─── Material to process

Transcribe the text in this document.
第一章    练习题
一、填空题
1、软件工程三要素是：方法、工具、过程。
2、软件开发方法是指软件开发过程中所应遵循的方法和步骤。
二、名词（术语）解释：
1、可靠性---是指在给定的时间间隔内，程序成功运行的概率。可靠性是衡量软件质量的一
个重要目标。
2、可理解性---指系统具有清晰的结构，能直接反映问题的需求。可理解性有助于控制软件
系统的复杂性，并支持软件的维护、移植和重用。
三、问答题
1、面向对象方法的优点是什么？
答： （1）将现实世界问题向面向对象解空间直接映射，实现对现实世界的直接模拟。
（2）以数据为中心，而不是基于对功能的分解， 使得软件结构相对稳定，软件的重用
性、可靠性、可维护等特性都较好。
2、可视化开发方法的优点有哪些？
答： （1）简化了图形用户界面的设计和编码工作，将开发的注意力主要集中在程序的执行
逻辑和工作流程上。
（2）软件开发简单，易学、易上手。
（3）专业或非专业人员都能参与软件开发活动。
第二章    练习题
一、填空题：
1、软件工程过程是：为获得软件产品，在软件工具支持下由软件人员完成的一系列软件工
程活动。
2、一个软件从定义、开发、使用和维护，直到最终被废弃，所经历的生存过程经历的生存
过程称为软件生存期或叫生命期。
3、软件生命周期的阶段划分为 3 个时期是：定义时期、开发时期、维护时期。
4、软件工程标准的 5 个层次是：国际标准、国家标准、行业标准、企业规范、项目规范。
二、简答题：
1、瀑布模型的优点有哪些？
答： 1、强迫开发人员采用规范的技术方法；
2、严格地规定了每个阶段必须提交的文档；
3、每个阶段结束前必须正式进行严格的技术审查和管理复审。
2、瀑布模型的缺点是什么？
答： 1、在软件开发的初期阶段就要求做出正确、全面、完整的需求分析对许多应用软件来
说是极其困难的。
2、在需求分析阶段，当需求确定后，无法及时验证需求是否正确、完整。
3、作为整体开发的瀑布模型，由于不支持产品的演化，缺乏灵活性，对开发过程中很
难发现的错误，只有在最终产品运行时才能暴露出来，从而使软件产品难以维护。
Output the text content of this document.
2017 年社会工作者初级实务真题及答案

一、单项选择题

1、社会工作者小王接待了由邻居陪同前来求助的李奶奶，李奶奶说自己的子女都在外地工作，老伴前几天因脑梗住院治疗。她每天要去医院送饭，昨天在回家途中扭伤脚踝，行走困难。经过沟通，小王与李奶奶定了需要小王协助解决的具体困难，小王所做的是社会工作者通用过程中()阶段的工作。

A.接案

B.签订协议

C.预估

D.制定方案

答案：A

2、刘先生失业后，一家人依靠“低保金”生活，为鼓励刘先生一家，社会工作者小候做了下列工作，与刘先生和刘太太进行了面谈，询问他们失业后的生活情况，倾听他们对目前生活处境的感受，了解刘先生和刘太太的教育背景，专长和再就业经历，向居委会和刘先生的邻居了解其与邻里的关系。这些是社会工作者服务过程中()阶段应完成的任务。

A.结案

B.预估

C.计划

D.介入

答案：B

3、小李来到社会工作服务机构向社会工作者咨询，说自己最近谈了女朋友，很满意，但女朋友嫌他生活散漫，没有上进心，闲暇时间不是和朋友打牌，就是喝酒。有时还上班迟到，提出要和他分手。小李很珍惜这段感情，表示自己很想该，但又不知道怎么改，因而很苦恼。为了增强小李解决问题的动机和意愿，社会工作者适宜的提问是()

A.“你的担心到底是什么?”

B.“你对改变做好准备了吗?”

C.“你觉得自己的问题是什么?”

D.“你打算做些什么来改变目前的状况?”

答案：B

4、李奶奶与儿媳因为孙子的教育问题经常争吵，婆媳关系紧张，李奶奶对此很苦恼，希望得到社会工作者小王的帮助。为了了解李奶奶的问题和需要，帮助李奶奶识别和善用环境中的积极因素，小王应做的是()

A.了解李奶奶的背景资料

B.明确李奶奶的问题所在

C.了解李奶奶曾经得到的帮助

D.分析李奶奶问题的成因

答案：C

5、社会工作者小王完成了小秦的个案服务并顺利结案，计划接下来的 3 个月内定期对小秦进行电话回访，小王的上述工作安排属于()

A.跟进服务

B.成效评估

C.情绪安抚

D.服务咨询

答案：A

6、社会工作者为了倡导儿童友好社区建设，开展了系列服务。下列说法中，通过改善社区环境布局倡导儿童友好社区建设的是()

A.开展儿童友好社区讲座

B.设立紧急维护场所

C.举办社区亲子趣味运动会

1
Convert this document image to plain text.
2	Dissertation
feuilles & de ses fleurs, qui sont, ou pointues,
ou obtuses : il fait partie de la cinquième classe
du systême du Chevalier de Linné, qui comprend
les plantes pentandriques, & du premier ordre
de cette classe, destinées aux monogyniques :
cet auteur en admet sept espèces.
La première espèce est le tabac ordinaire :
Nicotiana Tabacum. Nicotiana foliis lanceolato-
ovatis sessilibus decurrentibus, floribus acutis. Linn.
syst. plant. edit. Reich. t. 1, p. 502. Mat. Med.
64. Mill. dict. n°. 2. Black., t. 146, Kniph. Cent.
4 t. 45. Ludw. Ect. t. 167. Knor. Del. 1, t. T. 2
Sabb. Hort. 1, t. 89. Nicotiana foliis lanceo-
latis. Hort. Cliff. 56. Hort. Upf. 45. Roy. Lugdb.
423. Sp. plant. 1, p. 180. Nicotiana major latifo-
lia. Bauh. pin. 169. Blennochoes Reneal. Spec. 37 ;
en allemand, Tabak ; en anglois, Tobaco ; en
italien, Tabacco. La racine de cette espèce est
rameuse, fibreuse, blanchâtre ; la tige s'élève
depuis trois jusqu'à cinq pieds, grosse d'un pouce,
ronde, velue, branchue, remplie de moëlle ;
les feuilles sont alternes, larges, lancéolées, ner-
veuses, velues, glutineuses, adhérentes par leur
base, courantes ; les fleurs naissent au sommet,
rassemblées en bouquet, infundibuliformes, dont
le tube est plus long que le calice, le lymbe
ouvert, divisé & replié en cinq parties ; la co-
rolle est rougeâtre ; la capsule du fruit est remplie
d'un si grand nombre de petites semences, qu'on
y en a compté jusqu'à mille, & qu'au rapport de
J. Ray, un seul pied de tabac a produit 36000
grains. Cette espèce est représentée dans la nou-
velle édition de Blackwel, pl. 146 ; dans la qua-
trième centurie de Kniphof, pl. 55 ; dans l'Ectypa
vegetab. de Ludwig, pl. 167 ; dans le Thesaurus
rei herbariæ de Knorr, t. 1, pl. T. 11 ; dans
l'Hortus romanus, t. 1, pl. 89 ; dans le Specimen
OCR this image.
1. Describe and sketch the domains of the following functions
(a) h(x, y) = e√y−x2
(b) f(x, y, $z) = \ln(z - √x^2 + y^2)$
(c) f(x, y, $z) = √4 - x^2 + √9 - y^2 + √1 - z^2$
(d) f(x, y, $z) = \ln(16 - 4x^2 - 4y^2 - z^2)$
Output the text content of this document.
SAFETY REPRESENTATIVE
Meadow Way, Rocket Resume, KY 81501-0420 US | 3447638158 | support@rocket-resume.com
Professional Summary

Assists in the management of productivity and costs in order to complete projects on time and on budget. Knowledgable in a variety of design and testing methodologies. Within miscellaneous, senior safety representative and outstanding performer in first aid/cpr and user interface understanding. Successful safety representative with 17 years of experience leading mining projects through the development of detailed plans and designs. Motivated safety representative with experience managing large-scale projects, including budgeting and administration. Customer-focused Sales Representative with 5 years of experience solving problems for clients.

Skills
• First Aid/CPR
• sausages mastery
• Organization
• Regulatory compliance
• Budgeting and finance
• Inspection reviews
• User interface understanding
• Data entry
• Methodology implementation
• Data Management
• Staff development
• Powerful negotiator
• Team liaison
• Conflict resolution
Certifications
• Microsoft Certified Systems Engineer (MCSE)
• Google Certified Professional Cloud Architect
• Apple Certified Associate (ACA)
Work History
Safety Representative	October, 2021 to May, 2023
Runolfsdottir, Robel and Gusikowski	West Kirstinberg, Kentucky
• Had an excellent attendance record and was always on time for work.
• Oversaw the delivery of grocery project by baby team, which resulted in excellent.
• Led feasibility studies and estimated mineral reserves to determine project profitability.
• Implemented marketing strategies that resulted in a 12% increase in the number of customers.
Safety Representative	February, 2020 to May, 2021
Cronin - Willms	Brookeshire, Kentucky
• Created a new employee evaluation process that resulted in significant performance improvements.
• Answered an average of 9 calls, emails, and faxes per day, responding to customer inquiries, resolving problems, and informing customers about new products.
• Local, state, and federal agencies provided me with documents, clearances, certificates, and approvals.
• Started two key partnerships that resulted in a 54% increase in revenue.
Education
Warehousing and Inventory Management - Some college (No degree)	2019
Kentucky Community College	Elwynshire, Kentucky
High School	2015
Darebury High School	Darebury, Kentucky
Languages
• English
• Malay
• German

──────

> [What you need to do]
Pick out the lines above containing the word "classe", then copy them.

> [The completed task]
ou obtuses : il fait partie de la cinquième classe
de cette classe, destinées aux monogyniques :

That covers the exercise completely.